Problem to work on | Transcribe all records exactly.

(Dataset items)
<<<<

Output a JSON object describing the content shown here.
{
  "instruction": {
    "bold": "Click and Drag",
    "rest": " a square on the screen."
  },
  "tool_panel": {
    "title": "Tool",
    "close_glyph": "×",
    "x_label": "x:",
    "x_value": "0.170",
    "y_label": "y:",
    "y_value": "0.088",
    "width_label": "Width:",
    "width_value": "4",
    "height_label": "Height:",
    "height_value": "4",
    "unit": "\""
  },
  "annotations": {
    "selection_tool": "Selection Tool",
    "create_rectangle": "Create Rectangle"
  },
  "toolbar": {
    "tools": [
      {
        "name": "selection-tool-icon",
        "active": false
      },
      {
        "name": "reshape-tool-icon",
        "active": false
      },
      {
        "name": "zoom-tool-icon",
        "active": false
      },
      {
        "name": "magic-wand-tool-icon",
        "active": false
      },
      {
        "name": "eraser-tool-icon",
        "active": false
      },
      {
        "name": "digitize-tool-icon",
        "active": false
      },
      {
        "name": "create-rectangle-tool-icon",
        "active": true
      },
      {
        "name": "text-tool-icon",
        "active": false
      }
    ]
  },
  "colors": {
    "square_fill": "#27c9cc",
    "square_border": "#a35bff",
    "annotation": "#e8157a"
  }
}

>>>>

Task solution |
Output a JSON object describing the content shown here.
{
  "instruction": {
    "bold": "Click and Drag",
    "rest": " a square on the screen."
  },
  "tool_panel": {
    "title": "Tool",
    "close_glyph": "×",
    "x_label": "x:",
    "x_value": "0.170",
    "y_label": "y:",
    "y_value": "0.088",
    "width_label": "Width:",
    "width_value": "4",
    "height_label": "Height:",
    "height_value": "4",
    "unit": "\""
  },
  "annotations": {
    "selection_tool": "Selection Tool",
    "create_rectangle": "Create Rectangle"
  },
  "toolbar": {
    "tools": [
      {
        "name": "selection-tool-icon",
        "active": false
      },
      {
        "name": "reshape-tool-icon",
        "active": false
      },
      {
        "name": "zoom-tool-icon",
        "active": false
      },
      {
        "name": "magic-wand-tool-icon",
        "active": false
      },
      {
        "name": "eraser-tool-icon",
        "active": false
      },
      {
        "name": "digitize-tool-icon",
        "active": false
      },
      {
        "name": "create-rectangle-tool-icon",
        "active": true
      },
      {
        "name": "text-tool-icon",
        "active": false
      }
    ]
  },
  "colors": {
    "square_fill": "#27c9cc",
    "square_border": "#a35bff",
    "annotation": "#e8157a"
  }
}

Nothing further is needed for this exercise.